Figure dataset records:

# # # #

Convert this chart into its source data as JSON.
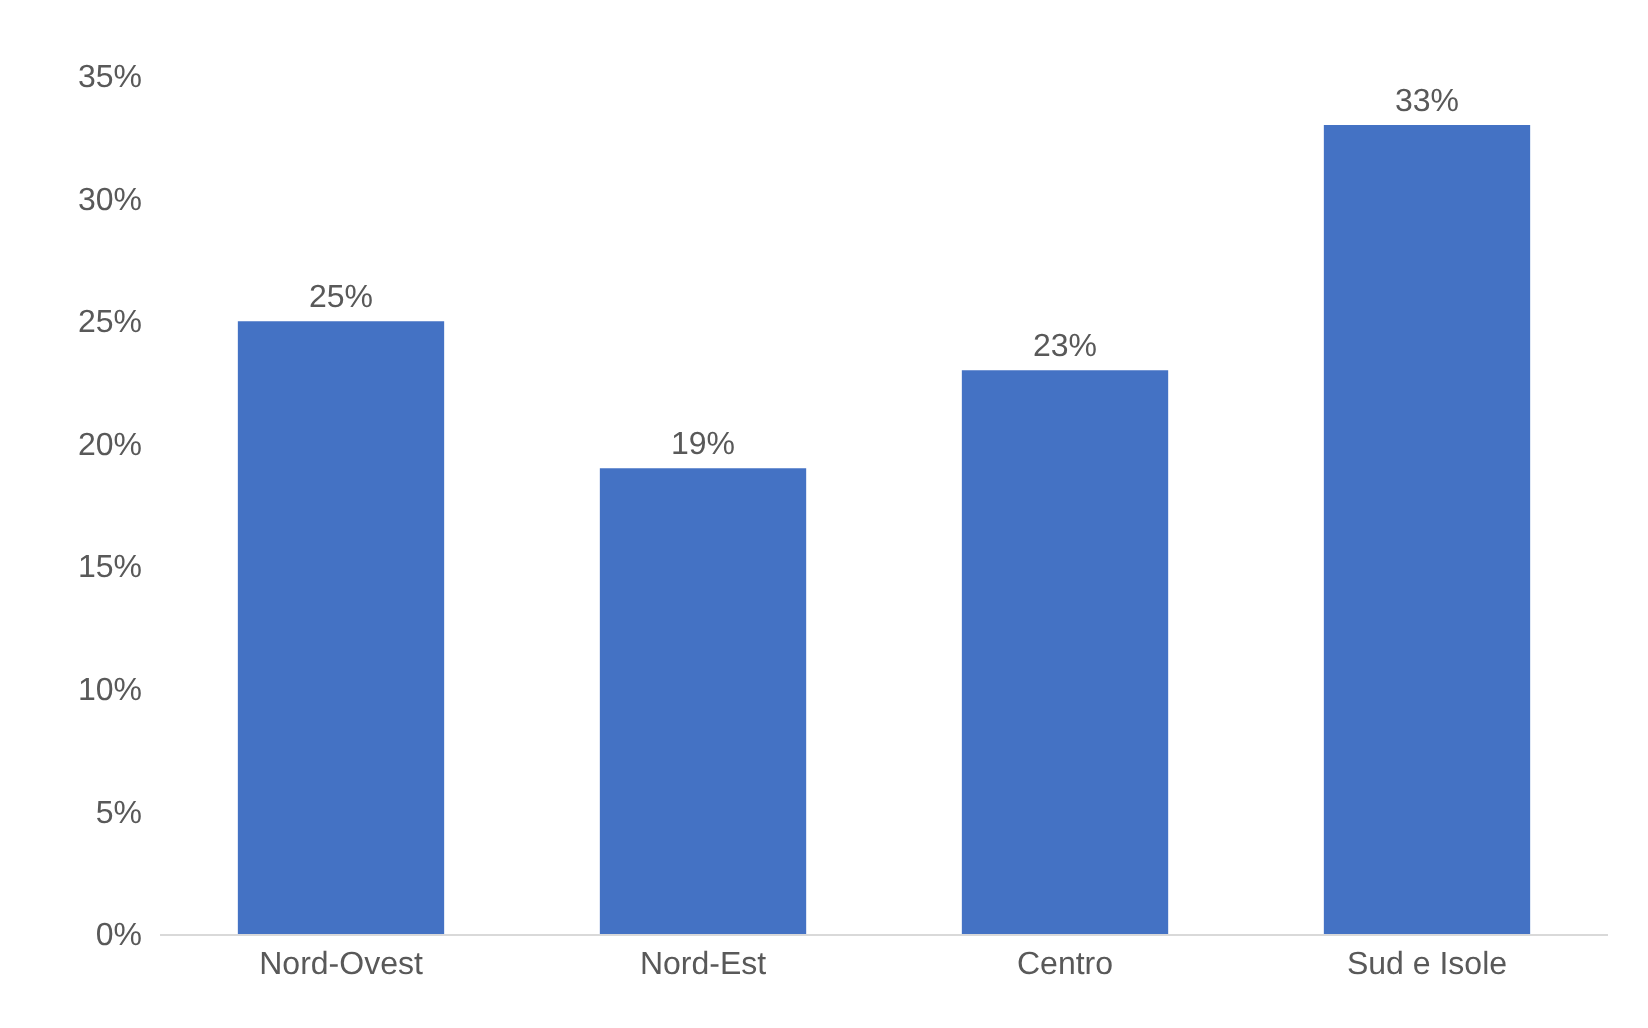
{
  "chart_data": {
    "type": "bar",
    "categories": [
      "Nord-Ovest",
      "Nord-Est",
      "Centro",
      "Sud e Isole"
    ],
    "values": [
      25,
      19,
      23,
      33
    ],
    "value_labels": [
      "25%",
      "19%",
      "23%",
      "33%"
    ],
    "color": "#4472c4",
    "ylim": [
      0,
      35
    ],
    "yticks": [
      {
        "value": 0,
        "label": "0%"
      },
      {
        "value": 5,
        "label": "5%"
      },
      {
        "value": 10,
        "label": "10%"
      },
      {
        "value": 15,
        "label": "15%"
      },
      {
        "value": 20,
        "label": "20%"
      },
      {
        "value": 25,
        "label": "25%"
      },
      {
        "value": 30,
        "label": "30%"
      },
      {
        "value": 35,
        "label": "35%"
      }
    ],
    "grid": false
  }
}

# # # #

[WRITTEN EXERCISE]:
Return the whole listing, word for word, and leave out every picture.

[EXPECTED ANSWER]:
Convert this chart into its source data as JSON.
{
  "chart_data": {
    "type": "bar",
    "categories": [
      "Nord-Ovest",
      "Nord-Est",
      "Centro",
      "Sud e Isole"
    ],
    "values": [
      25,
      19,
      23,
      33
    ],
    "value_labels": [
      "25%",
      "19%",
      "23%",
      "33%"
    ],
    "color": "#4472c4",
    "ylim": [
      0,
      35
    ],
    "yticks": [
      {
        "value": 0,
        "label": "0%"
      },
      {
        "value": 5,
        "label": "5%"
      },
      {
        "value": 10,
        "label": "10%"
      },
      {
        "value": 15,
        "label": "15%"
      },
      {
        "value": 20,
        "label": "20%"
      },
      {
        "value": 25,
        "label": "25%"
      },
      {
        "value": 30,
        "label": "30%"
      },
      {
        "value": 35,
        "label": "35%"
      }
    ],
    "grid": false
  }
}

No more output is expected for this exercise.